In full and without deviation, write out the entries that follow.

# Dataset records:
|---|

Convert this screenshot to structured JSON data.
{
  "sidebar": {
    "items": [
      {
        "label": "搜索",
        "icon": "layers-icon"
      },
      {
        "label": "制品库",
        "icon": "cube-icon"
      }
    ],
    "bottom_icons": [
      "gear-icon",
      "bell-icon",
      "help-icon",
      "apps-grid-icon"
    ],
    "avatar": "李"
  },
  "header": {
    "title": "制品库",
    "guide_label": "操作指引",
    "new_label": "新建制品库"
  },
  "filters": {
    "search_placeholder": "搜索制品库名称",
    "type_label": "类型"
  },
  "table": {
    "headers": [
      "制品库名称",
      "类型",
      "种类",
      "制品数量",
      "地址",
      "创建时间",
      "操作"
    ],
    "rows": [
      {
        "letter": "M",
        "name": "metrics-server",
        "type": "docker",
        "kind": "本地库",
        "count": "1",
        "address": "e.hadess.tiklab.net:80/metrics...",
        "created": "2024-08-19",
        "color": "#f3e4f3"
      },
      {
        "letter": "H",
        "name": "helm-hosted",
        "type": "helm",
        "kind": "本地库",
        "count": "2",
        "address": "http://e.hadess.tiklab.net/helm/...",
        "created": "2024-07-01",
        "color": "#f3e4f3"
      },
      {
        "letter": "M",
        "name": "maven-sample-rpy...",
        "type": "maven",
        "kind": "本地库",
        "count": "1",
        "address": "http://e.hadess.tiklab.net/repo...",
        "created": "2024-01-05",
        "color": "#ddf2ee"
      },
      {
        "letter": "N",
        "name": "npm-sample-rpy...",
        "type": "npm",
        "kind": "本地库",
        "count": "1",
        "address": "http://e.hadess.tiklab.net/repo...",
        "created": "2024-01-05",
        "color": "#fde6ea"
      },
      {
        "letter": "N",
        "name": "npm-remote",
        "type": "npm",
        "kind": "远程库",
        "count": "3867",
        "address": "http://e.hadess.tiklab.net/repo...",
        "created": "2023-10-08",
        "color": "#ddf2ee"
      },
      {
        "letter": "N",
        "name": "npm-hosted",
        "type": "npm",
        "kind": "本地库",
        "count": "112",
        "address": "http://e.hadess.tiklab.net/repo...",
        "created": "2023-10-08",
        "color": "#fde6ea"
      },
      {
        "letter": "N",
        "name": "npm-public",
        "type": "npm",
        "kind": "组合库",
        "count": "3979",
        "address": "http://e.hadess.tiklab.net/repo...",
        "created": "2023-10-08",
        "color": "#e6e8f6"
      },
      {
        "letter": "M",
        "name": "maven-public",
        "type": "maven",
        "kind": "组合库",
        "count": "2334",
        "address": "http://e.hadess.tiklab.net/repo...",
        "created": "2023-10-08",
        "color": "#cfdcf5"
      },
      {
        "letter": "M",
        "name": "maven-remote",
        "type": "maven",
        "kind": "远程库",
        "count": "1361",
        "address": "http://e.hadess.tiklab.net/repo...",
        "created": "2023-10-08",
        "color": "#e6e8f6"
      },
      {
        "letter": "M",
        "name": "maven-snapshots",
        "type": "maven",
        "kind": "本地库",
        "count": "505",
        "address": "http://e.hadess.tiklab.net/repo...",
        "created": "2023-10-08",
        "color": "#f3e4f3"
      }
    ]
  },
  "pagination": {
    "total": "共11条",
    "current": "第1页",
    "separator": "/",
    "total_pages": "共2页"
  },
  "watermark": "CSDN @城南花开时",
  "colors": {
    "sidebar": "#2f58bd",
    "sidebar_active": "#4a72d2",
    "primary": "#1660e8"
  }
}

|---|

# Solution for this problem:
Convert this screenshot to structured JSON data.
{
  "sidebar": {
    "items": [
      {
        "label": "搜索",
        "icon": "layers-icon"
      },
      {
        "label": "制品库",
        "icon": "cube-icon"
      }
    ],
    "bottom_icons": [
      "gear-icon",
      "bell-icon",
      "help-icon",
      "apps-grid-icon"
    ],
    "avatar": "李"
  },
  "header": {
    "title": "制品库",
    "guide_label": "操作指引",
    "new_label": "新建制品库"
  },
  "filters": {
    "search_placeholder": "搜索制品库名称",
    "type_label": "类型"
  },
  "table": {
    "headers": [
      "制品库名称",
      "类型",
      "种类",
      "制品数量",
      "地址",
      "创建时间",
      "操作"
    ],
    "rows": [
      {
        "letter": "M",
        "name": "metrics-server",
        "type": "docker",
        "kind": "本地库",
        "count": "1",
        "address": "e.hadess.tiklab.net:80/metrics...",
        "created": "2024-08-19",
        "color": "#f3e4f3"
      },
      {
        "letter": "H",
        "name": "helm-hosted",
        "type": "helm",
        "kind": "本地库",
        "count": "2",
        "address": "http://e.hadess.tiklab.net/helm/...",
        "created": "2024-07-01",
        "color": "#f3e4f3"
      },
      {
        "letter": "M",
        "name": "maven-sample-rpy...",
        "type": "maven",
        "kind": "本地库",
        "count": "1",
        "address": "http://e.hadess.tiklab.net/repo...",
        "created": "2024-01-05",
        "color": "#ddf2ee"
      },
      {
        "letter": "N",
        "name": "npm-sample-rpy...",
        "type": "npm",
        "kind": "本地库",
        "count": "1",
        "address": "http://e.hadess.tiklab.net/repo...",
        "created": "2024-01-05",
        "color": "#fde6ea"
      },
      {
        "letter": "N",
        "name": "npm-remote",
        "type": "npm",
        "kind": "远程库",
        "count": "3867",
        "address": "http://e.hadess.tiklab.net/repo...",
        "created": "2023-10-08",
        "color": "#ddf2ee"
      },
      {
        "letter": "N",
        "name": "npm-hosted",
        "type": "npm",
        "kind": "本地库",
        "count": "112",
        "address": "http://e.hadess.tiklab.net/repo...",
        "created": "2023-10-08",
        "color": "#fde6ea"
      },
      {
        "letter": "N",
        "name": "npm-public",
        "type": "npm",
        "kind": "组合库",
        "count": "3979",
        "address": "http://e.hadess.tiklab.net/repo...",
        "created": "2023-10-08",
        "color": "#e6e8f6"
      },
      {
        "letter": "M",
        "name": "maven-public",
        "type": "maven",
        "kind": "组合库",
        "count": "2334",
        "address": "http://e.hadess.tiklab.net/repo...",
        "created": "2023-10-08",
        "color": "#cfdcf5"
      },
      {
        "letter": "M",
        "name": "maven-remote",
        "type": "maven",
        "kind": "远程库",
        "count": "1361",
        "address": "http://e.hadess.tiklab.net/repo...",
        "created": "2023-10-08",
        "color": "#e6e8f6"
      },
      {
        "letter": "M",
        "name": "maven-snapshots",
        "type": "maven",
        "kind": "本地库",
        "count": "505",
        "address": "http://e.hadess.tiklab.net/repo...",
        "created": "2023-10-08",
        "color": "#f3e4f3"
      }
    ]
  },
  "pagination": {
    "total": "共11条",
    "current": "第1页",
    "separator": "/",
    "total_pages": "共2页"
  },
  "watermark": "CSDN @城南花开时",
  "colors": {
    "sidebar": "#2f58bd",
    "sidebar_active": "#4a72d2",
    "primary": "#1660e8"
  }
}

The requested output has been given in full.